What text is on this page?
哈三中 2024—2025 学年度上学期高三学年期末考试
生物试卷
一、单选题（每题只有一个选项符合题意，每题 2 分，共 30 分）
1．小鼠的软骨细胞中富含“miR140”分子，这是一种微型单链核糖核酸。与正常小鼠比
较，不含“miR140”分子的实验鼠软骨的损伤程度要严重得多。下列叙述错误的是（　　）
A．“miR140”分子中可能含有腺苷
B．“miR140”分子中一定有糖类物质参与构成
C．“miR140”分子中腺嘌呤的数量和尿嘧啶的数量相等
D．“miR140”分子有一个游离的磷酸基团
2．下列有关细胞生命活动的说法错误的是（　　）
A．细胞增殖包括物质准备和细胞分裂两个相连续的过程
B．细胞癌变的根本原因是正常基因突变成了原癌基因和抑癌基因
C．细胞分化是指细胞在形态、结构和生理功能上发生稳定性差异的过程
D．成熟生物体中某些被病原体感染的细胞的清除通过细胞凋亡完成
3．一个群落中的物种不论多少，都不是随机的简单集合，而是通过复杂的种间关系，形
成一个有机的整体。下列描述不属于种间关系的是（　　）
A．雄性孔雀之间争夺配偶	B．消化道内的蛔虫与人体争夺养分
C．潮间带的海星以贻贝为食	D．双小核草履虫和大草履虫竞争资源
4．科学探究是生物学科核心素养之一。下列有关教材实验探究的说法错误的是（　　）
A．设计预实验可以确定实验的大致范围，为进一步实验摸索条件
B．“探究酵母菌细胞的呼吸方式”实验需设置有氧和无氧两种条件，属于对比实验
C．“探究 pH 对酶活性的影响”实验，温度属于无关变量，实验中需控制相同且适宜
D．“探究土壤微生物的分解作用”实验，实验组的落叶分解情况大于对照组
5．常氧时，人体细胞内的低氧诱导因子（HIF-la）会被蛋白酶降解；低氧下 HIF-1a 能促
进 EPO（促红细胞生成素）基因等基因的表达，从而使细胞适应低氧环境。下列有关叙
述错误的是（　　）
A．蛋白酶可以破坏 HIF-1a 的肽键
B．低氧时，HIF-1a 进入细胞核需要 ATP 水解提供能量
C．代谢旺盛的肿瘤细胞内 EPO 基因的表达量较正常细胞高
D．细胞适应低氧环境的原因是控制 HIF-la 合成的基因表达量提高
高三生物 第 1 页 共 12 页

####

Give back all the records exactly as they stand.

SOLUTION:
What text is on this page?
哈三中 2024—2025 学年度上学期高三学年期末考试
生物试卷
一、单选题（每题只有一个选项符合题意，每题 2 分，共 30 分）
1．小鼠的软骨细胞中富含“miR140”分子，这是一种微型单链核糖核酸。与正常小鼠比
较，不含“miR140”分子的实验鼠软骨的损伤程度要严重得多。下列叙述错误的是（　　）
A．“miR140”分子中可能含有腺苷
B．“miR140”分子中一定有糖类物质参与构成
C．“miR140”分子中腺嘌呤的数量和尿嘧啶的数量相等
D．“miR140”分子有一个游离的磷酸基团
2．下列有关细胞生命活动的说法错误的是（　　）
A．细胞增殖包括物质准备和细胞分裂两个相连续的过程
B．细胞癌变的根本原因是正常基因突变成了原癌基因和抑癌基因
C．细胞分化是指细胞在形态、结构和生理功能上发生稳定性差异的过程
D．成熟生物体中某些被病原体感染的细胞的清除通过细胞凋亡完成
3．一个群落中的物种不论多少，都不是随机的简单集合，而是通过复杂的种间关系，形
成一个有机的整体。下列描述不属于种间关系的是（　　）
A．雄性孔雀之间争夺配偶	B．消化道内的蛔虫与人体争夺养分
C．潮间带的海星以贻贝为食	D．双小核草履虫和大草履虫竞争资源
4．科学探究是生物学科核心素养之一。下列有关教材实验探究的说法错误的是（　　）
A．设计预实验可以确定实验的大致范围，为进一步实验摸索条件
B．“探究酵母菌细胞的呼吸方式”实验需设置有氧和无氧两种条件，属于对比实验
C．“探究 pH 对酶活性的影响”实验，温度属于无关变量，实验中需控制相同且适宜
D．“探究土壤微生物的分解作用”实验，实验组的落叶分解情况大于对照组
5．常氧时，人体细胞内的低氧诱导因子（HIF-la）会被蛋白酶降解；低氧下 HIF-1a 能促
进 EPO（促红细胞生成素）基因等基因的表达，从而使细胞适应低氧环境。下列有关叙
述错误的是（　　）
A．蛋白酶可以破坏 HIF-1a 的肽键
B．低氧时，HIF-1a 进入细胞核需要 ATP 水解提供能量
C．代谢旺盛的肿瘤细胞内 EPO 基因的表达量较正常细胞高
D．细胞适应低氧环境的原因是控制 HIF-la 合成的基因表达量提高
高三生物 第 1 页 共 12 页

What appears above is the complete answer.